EXERCISE GOAL = Copy these records verbatim, line for line.

INFORMATION SUPPLIED =
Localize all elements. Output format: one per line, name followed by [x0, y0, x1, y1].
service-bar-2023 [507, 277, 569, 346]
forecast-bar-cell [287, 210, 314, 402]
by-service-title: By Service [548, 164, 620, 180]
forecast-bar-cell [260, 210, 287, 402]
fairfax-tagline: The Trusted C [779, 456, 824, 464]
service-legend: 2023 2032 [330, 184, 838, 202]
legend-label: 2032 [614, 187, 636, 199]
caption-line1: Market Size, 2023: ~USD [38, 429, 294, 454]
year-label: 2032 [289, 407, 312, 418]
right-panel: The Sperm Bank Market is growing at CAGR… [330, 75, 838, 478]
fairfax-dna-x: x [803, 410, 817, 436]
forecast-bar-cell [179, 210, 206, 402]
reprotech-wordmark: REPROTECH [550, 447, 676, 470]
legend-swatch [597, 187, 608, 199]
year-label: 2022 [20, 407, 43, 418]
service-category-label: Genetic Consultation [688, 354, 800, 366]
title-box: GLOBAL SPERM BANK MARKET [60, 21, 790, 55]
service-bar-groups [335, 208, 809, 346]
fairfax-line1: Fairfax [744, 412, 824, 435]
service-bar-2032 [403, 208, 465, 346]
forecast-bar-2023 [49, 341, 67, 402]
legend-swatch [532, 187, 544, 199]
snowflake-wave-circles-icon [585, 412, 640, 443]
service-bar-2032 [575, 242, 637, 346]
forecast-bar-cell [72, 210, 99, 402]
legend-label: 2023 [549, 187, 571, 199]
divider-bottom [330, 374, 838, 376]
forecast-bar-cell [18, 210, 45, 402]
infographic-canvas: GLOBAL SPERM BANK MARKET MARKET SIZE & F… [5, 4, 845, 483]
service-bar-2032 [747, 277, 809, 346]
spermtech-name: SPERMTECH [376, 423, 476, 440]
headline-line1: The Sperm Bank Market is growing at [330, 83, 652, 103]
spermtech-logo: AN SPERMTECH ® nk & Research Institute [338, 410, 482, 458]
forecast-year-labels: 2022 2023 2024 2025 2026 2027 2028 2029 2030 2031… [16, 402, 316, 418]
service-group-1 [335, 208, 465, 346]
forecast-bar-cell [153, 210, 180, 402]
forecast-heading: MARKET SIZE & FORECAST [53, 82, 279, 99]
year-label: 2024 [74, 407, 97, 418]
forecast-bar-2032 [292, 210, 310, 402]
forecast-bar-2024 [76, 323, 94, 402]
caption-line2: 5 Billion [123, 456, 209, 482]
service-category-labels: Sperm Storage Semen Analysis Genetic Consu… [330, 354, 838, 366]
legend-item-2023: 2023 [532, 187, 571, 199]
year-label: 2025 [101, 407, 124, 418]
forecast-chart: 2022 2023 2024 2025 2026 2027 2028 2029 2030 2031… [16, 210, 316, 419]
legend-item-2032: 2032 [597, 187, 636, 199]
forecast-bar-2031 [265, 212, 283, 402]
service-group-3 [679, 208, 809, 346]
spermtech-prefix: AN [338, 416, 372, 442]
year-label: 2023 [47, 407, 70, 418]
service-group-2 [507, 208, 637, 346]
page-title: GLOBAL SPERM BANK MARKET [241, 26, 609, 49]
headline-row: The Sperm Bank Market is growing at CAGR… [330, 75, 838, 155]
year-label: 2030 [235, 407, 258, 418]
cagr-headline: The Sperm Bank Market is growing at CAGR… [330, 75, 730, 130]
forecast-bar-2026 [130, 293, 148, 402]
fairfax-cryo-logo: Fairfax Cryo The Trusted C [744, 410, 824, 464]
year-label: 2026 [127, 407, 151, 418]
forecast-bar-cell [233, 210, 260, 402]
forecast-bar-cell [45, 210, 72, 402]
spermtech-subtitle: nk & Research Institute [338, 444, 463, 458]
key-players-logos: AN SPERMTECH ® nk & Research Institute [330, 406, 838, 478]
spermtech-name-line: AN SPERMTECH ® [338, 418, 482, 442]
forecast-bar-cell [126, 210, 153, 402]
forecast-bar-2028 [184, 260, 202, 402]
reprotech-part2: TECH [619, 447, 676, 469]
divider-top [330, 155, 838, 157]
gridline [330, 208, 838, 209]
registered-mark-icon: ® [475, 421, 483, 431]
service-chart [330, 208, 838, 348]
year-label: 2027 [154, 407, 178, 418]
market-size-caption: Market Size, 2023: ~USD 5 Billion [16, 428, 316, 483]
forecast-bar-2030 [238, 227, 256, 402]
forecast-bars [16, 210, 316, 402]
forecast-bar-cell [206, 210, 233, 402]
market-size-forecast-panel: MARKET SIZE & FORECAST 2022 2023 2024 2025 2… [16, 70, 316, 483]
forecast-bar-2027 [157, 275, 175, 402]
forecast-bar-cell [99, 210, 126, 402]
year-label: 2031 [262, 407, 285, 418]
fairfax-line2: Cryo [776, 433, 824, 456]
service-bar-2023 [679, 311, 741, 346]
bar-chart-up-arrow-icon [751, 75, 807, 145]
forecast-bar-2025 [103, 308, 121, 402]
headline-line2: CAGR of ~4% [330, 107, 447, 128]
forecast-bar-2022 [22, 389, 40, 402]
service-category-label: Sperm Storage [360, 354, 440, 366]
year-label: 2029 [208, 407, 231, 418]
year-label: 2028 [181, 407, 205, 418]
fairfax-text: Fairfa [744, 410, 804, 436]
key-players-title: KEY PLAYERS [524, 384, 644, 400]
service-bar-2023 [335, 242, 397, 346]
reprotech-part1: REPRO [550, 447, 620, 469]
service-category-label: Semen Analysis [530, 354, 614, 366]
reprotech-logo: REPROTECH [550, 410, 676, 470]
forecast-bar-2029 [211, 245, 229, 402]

EXERCISE OUTPUT =
Localize all elements. Output format: one per line, name followed by [x0, y0, x1, y1].
service-bar-2023 [507, 277, 569, 346]
forecast-bar-cell [287, 210, 314, 402]
by-service-title: By Service [548, 164, 620, 180]
forecast-bar-cell [260, 210, 287, 402]
fairfax-tagline: The Trusted C [779, 456, 824, 464]
service-legend: 2023 2032 [330, 184, 838, 202]
legend-label: 2032 [614, 187, 636, 199]
caption-line1: Market Size, 2023: ~USD [38, 429, 294, 454]
year-label: 2032 [289, 407, 312, 418]
right-panel: The Sperm Bank Market is growing at CAGR… [330, 75, 838, 478]
fairfax-dna-x: x [803, 410, 817, 436]
forecast-bar-cell [179, 210, 206, 402]
reprotech-wordmark: REPROTECH [550, 447, 676, 470]
legend-swatch [597, 187, 608, 199]
year-label: 2022 [20, 407, 43, 418]
service-category-label: Genetic Consultation [688, 354, 800, 366]
title-box: GLOBAL SPERM BANK MARKET [60, 21, 790, 55]
service-bar-groups [335, 208, 809, 346]
fairfax-line1: Fairfax [744, 412, 824, 435]
service-bar-2032 [403, 208, 465, 346]
forecast-bar-2023 [49, 341, 67, 402]
legend-swatch [532, 187, 544, 199]
snowflake-wave-circles-icon [585, 412, 640, 443]
service-bar-2032 [575, 242, 637, 346]
forecast-bar-cell [72, 210, 99, 402]
legend-label: 2023 [549, 187, 571, 199]
divider-bottom [330, 374, 838, 376]
forecast-bar-cell [18, 210, 45, 402]
infographic-canvas: GLOBAL SPERM BANK MARKET MARKET SIZE & F… [5, 4, 845, 483]
service-bar-2032 [747, 277, 809, 346]
spermtech-name: SPERMTECH [376, 423, 476, 440]
headline-line1: The Sperm Bank Market is growing at [330, 83, 652, 103]
spermtech-logo: AN SPERMTECH ® nk & Research Institute [338, 410, 482, 458]
forecast-year-labels: 2022 2023 2024 2025 2026 2027 2028 2029 2030 2031… [16, 402, 316, 418]
service-group-1 [335, 208, 465, 346]
forecast-bar-cell [153, 210, 180, 402]
forecast-heading: MARKET SIZE & FORECAST [53, 82, 279, 99]
year-label: 2024 [74, 407, 97, 418]
forecast-bar-2032 [292, 210, 310, 402]
forecast-bar-2024 [76, 323, 94, 402]
caption-line2: 5 Billion [123, 456, 209, 482]
service-category-labels: Sperm Storage Semen Analysis Genetic Consu… [330, 354, 838, 366]
legend-item-2023: 2023 [532, 187, 571, 199]
year-label: 2025 [101, 407, 124, 418]
forecast-chart: 2022 2023 2024 2025 2026 2027 2028 2029 2030 2031… [16, 210, 316, 419]
legend-item-2032: 2032 [597, 187, 636, 199]
forecast-bar-2031 [265, 212, 283, 402]
service-group-3 [679, 208, 809, 346]
spermtech-prefix: AN [338, 416, 372, 442]
year-label: 2023 [47, 407, 70, 418]
service-group-2 [507, 208, 637, 346]
page-title: GLOBAL SPERM BANK MARKET [241, 26, 609, 49]
headline-row: The Sperm Bank Market is growing at CAGR… [330, 75, 838, 155]
year-label: 2030 [235, 407, 258, 418]
cagr-headline: The Sperm Bank Market is growing at CAGR… [330, 75, 730, 130]
forecast-bar-2026 [130, 293, 148, 402]
fairfax-cryo-logo: Fairfax Cryo The Trusted C [744, 410, 824, 464]
year-label: 2026 [127, 407, 151, 418]
forecast-bar-cell [233, 210, 260, 402]
forecast-bar-cell [45, 210, 72, 402]
spermtech-subtitle: nk & Research Institute [338, 444, 463, 458]
key-players-logos: AN SPERMTECH ® nk & Research Institute [330, 406, 838, 478]
spermtech-name-line: AN SPERMTECH ® [338, 418, 482, 442]
forecast-bar-cell [126, 210, 153, 402]
forecast-bar-2028 [184, 260, 202, 402]
reprotech-part2: TECH [619, 447, 676, 469]
divider-top [330, 155, 838, 157]
gridline [330, 208, 838, 209]
registered-mark-icon: ® [475, 421, 483, 431]
service-chart [330, 208, 838, 348]
year-label: 2027 [154, 407, 178, 418]
market-size-caption: Market Size, 2023: ~USD 5 Billion [16, 428, 316, 483]
forecast-bar-2030 [238, 227, 256, 402]
forecast-bars [16, 210, 316, 402]
forecast-bar-cell [206, 210, 233, 402]
market-size-forecast-panel: MARKET SIZE & FORECAST 2022 2023 2024 2025 2… [16, 70, 316, 483]
forecast-bar-2027 [157, 275, 175, 402]
forecast-bar-cell [99, 210, 126, 402]
year-label: 2031 [262, 407, 285, 418]
fairfax-line2: Cryo [776, 433, 824, 456]
service-bar-2023 [679, 311, 741, 346]
bar-chart-up-arrow-icon [751, 75, 807, 145]
forecast-bar-2025 [103, 308, 121, 402]
headline-line2: CAGR of ~4% [330, 107, 447, 128]
forecast-bar-2022 [22, 389, 40, 402]
service-category-label: Sperm Storage [360, 354, 440, 366]
year-label: 2029 [208, 407, 231, 418]
year-label: 2028 [181, 407, 205, 418]
fairfax-text: Fairfa [744, 410, 804, 436]
key-players-title: KEY PLAYERS [524, 384, 644, 400]
service-bar-2023 [335, 242, 397, 346]
reprotech-part1: REPRO [550, 447, 620, 469]
service-category-label: Semen Analysis [530, 354, 614, 366]
reprotech-logo: REPROTECH [550, 410, 676, 470]
forecast-bar-2029 [211, 245, 229, 402]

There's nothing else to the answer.